# EXERCISE OBJECTIVE
Copy the material word for word, from its first line down to the line that holds "5, 577, 13]", with both of those lines included. Leave out everything after that line.

# GIVEN RECORDS
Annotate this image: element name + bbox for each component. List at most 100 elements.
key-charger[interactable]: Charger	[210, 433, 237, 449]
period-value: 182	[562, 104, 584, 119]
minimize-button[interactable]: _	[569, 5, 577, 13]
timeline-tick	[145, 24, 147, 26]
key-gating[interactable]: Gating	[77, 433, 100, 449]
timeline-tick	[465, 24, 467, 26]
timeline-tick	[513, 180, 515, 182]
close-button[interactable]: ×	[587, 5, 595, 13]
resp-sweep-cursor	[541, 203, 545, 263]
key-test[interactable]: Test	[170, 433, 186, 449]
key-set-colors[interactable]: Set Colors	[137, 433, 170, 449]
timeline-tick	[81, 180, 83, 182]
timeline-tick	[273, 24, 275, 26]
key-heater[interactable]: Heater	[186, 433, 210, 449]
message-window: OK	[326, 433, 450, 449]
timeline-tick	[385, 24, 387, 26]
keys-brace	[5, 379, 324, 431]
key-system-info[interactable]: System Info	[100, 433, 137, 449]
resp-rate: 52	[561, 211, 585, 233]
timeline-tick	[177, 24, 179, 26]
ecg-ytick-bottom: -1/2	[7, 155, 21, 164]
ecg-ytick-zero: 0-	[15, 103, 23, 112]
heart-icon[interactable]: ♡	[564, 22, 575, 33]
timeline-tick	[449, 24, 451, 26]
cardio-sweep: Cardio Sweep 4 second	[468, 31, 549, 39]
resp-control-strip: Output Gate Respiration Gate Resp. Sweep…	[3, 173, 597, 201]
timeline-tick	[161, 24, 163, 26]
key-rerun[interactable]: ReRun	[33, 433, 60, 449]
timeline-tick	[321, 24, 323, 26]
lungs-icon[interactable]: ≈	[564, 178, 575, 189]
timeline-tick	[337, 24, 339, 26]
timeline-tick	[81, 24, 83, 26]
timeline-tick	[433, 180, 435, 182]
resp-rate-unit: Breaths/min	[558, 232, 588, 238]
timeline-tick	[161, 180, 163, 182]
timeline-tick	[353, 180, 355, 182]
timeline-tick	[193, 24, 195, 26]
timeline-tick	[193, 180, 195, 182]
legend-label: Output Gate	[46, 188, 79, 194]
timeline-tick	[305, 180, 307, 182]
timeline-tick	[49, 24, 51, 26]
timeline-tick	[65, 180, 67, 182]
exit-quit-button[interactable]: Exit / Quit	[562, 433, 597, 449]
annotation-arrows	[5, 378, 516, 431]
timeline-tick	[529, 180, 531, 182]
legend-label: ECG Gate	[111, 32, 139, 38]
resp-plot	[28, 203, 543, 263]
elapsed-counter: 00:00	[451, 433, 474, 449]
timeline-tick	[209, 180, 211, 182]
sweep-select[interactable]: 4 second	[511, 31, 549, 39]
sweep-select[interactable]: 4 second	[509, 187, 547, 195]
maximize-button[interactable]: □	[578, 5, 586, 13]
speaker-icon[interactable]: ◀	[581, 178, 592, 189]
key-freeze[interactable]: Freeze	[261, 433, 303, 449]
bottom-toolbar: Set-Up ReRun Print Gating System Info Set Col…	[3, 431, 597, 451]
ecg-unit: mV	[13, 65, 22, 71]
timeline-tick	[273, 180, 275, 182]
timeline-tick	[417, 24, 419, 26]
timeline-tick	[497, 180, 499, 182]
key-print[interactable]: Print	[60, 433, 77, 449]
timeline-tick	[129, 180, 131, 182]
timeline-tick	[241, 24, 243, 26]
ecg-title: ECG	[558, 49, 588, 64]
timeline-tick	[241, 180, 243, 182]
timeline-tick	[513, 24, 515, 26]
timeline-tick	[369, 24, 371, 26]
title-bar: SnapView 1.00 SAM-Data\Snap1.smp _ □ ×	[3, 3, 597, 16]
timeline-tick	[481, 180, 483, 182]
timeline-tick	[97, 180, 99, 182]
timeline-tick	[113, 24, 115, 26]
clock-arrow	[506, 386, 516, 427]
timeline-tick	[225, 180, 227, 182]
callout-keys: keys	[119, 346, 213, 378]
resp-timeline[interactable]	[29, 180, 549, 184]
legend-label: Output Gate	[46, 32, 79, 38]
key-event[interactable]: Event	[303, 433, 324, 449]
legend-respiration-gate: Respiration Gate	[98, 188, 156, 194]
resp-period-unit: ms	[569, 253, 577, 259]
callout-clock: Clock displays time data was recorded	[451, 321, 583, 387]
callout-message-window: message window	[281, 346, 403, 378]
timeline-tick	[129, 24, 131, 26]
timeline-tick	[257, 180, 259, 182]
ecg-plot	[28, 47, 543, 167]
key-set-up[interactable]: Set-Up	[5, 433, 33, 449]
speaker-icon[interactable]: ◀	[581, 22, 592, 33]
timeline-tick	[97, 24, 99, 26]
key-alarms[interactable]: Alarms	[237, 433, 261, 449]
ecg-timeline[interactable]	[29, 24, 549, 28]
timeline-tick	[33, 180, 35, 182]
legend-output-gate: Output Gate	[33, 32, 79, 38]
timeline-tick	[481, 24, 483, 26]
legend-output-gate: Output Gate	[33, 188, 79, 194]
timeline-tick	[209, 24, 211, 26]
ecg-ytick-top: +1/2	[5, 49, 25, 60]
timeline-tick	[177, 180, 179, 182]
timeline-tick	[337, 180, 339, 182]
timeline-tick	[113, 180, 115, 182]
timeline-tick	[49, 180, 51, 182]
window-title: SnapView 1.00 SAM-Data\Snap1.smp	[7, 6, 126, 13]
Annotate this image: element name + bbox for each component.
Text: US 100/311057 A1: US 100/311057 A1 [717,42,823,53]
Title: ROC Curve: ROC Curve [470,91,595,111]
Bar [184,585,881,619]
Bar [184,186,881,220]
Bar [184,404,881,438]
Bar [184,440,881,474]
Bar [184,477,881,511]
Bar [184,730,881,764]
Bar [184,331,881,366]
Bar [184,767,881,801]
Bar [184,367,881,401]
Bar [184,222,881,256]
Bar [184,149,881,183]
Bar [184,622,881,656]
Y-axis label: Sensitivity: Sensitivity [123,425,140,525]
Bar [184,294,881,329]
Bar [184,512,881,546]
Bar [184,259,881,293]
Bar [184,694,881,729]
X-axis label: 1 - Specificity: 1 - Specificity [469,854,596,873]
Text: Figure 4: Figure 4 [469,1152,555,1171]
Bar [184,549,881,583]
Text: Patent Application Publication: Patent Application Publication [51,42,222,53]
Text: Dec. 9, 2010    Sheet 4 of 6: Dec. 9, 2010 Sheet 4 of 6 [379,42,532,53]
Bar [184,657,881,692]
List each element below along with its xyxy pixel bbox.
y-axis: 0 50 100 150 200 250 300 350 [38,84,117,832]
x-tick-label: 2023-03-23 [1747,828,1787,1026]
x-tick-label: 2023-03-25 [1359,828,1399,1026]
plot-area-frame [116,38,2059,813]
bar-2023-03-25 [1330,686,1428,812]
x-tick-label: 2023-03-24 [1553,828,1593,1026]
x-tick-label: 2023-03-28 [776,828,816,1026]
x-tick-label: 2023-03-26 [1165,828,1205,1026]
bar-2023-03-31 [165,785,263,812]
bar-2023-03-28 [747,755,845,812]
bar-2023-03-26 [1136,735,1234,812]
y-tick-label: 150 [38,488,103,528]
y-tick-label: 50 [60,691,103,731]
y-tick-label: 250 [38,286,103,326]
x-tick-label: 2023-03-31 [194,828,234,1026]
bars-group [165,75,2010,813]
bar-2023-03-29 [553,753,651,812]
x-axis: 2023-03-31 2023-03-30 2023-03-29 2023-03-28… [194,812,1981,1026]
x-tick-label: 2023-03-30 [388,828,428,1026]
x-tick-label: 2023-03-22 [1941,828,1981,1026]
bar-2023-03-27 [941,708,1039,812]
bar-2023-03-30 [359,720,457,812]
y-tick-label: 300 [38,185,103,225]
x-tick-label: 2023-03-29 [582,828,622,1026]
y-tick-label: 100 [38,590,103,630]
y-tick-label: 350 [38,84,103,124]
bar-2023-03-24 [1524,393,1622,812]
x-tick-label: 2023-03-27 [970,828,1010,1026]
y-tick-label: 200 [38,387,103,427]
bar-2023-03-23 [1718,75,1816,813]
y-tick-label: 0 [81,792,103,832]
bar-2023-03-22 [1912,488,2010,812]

# TASK ANSWER
Annotate this image: element name + bbox for each component. List at most 100 elements.
key-charger[interactable]: Charger	[210, 433, 237, 449]
period-value: 182	[562, 104, 584, 119]
minimize-button[interactable]: _	[569, 5, 577, 13]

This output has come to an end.